> _Dataset records_
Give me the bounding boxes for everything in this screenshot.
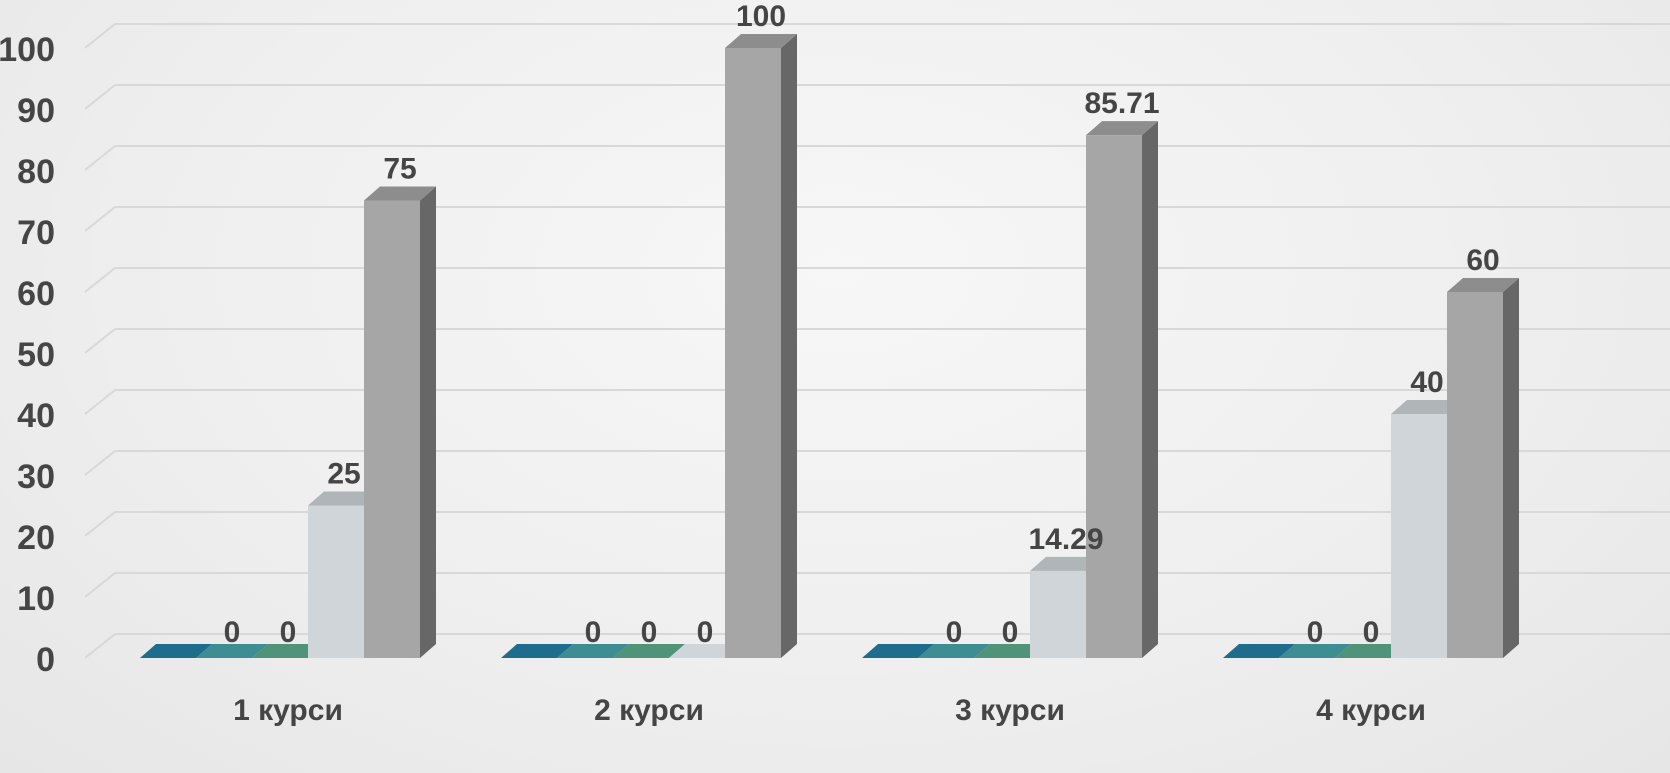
- data-label: 100: [736, 0, 786, 33]
- bar-top: [1279, 644, 1351, 658]
- y-tick-label: 0: [36, 641, 55, 679]
- data-label: 25: [327, 458, 360, 491]
- bar: [725, 48, 781, 658]
- gridline-diagonal: [84, 206, 116, 232]
- y-tick-label: 50: [17, 336, 55, 374]
- bar-top: [669, 644, 741, 658]
- bar-top: [1030, 556, 1102, 571]
- data-label: 14.29: [1028, 523, 1103, 556]
- y-tick-label: 30: [17, 458, 55, 496]
- data-label: 0: [641, 616, 658, 649]
- gridline-diagonal: [84, 572, 116, 598]
- data-label: 75: [383, 153, 416, 186]
- gridline-diagonal: [84, 511, 116, 537]
- gridline-diagonal: [84, 267, 116, 293]
- data-label: 60: [1466, 244, 1499, 277]
- bar-top: [364, 186, 436, 201]
- x-axis-categories: 1 курси 2 курси 3 курси 4 курси: [233, 694, 1426, 727]
- bar-top: [140, 644, 212, 658]
- gridline-diagonal: [84, 450, 116, 476]
- bar-top: [918, 644, 990, 658]
- gridline-diagonal: [84, 389, 116, 415]
- bar-top: [1086, 121, 1158, 136]
- x-category-label: 4 курси: [1316, 694, 1426, 727]
- gridline-diagonal: [84, 23, 116, 49]
- bar: [1086, 135, 1142, 658]
- bar: [1447, 292, 1503, 658]
- x-category-label: 3 курси: [955, 694, 1065, 727]
- y-axis-ticks: 0 10 20 30 40 50 60 70 80 90 100: [0, 31, 55, 679]
- data-label: 0: [280, 616, 297, 649]
- bar-side: [420, 186, 436, 658]
- bar-side: [1503, 278, 1519, 658]
- y-tick-label: 100: [0, 31, 55, 69]
- bar-top: [501, 644, 573, 658]
- bar: [1030, 570, 1086, 658]
- bar: [308, 505, 364, 658]
- data-label: 0: [697, 616, 714, 649]
- y-tick-label: 40: [17, 397, 55, 435]
- data-labels: 0 0 25 75 0 0 0 100 0 0 14.29 85.71 0 0 40 60: [224, 0, 1500, 649]
- x-category-label: 1 курси: [233, 694, 343, 727]
- bar-top: [613, 644, 685, 658]
- y-tick-label: 20: [17, 519, 55, 557]
- bar-top: [1391, 400, 1463, 414]
- bar-top: [1447, 278, 1519, 292]
- data-label: 0: [1002, 616, 1019, 649]
- bar-top: [1335, 644, 1407, 658]
- data-label: 0: [1307, 616, 1324, 649]
- bar-side: [781, 34, 797, 658]
- data-label: 0: [1363, 616, 1380, 649]
- bar: [364, 200, 420, 658]
- y-tick-label: 10: [17, 580, 55, 618]
- bar-top: [1223, 644, 1295, 658]
- gridline-diagonal: [84, 633, 116, 659]
- data-label: 0: [946, 616, 963, 649]
- gridline-diagonal: [84, 145, 116, 171]
- gridline-diagonal: [84, 84, 116, 110]
- bar-top: [308, 491, 380, 506]
- bar: [1391, 414, 1447, 658]
- data-label: 40: [1410, 366, 1443, 399]
- data-label: 0: [224, 616, 241, 649]
- bar-side: [1142, 121, 1158, 658]
- y-tick-label: 70: [17, 214, 55, 252]
- gridline-diagonal: [84, 328, 116, 354]
- x-category-label: 2 курси: [594, 694, 704, 727]
- y-tick-label: 60: [17, 275, 55, 313]
- y-tick-label: 90: [17, 92, 55, 130]
- bar-top: [252, 644, 324, 658]
- data-label: 0: [585, 616, 602, 649]
- bar-top: [725, 34, 797, 48]
- y-tick-label: 80: [17, 153, 55, 191]
- bars: [140, 34, 1519, 658]
- bar-top: [974, 644, 1046, 658]
- bar-top: [557, 644, 629, 658]
- data-label: 85.71: [1084, 87, 1159, 120]
- bar-top: [862, 644, 934, 658]
- bar-top: [196, 644, 268, 658]
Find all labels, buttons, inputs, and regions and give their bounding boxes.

> _Task requirements_
Rewrite the stretch of the material from the line containing "- data-label: 100: [736, 0, 786, 33]" through the line containing "- y-tick-label: 40: [17, 397, 55, 435]", renaming "bar-top" to "bar-cap" and leaving everything else unchanged. Give only those lines.

> _Answer to the task_
- data-label: 100: [736, 0, 786, 33]
- bar-cap: [1279, 644, 1351, 658]
- y-tick-label: 0: [36, 641, 55, 679]
- data-label: 25: [327, 458, 360, 491]
- bar: [725, 48, 781, 658]
- gridline-diagonal: [84, 206, 116, 232]
- y-tick-label: 50: [17, 336, 55, 374]
- bar-cap: [669, 644, 741, 658]
- bar-cap: [1030, 556, 1102, 571]
- data-label: 14.29: [1028, 523, 1103, 556]
- y-tick-label: 30: [17, 458, 55, 496]
- data-label: 0: [641, 616, 658, 649]
- gridline-diagonal: [84, 572, 116, 598]
- data-label: 75: [383, 153, 416, 186]
- gridline-diagonal: [84, 511, 116, 537]
- gridline-diagonal: [84, 267, 116, 293]
- data-label: 60: [1466, 244, 1499, 277]
- bar-cap: [364, 186, 436, 201]
- x-axis-categories: 1 курси 2 курси 3 курси 4 курси: [233, 694, 1426, 727]
- bar-cap: [140, 644, 212, 658]
- gridline-diagonal: [84, 450, 116, 476]
- bar-cap: [918, 644, 990, 658]
- gridline-diagonal: [84, 389, 116, 415]
- bar-cap: [1086, 121, 1158, 136]
- x-category-label: 4 курси: [1316, 694, 1426, 727]
- gridline-diagonal: [84, 23, 116, 49]
- bar: [1086, 135, 1142, 658]
- bar: [1447, 292, 1503, 658]
- x-category-label: 3 курси: [955, 694, 1065, 727]
- y-axis-ticks: 0 10 20 30 40 50 60 70 80 90 100: [0, 31, 55, 679]
- data-label: 0: [280, 616, 297, 649]
- bar-side: [420, 186, 436, 658]
- bar-side: [1503, 278, 1519, 658]
- y-tick-label: 100: [0, 31, 55, 69]
- bar-cap: [501, 644, 573, 658]
- bar: [1030, 570, 1086, 658]
- bar: [308, 505, 364, 658]
- data-label: 0: [697, 616, 714, 649]
- y-tick-label: 40: [17, 397, 55, 435]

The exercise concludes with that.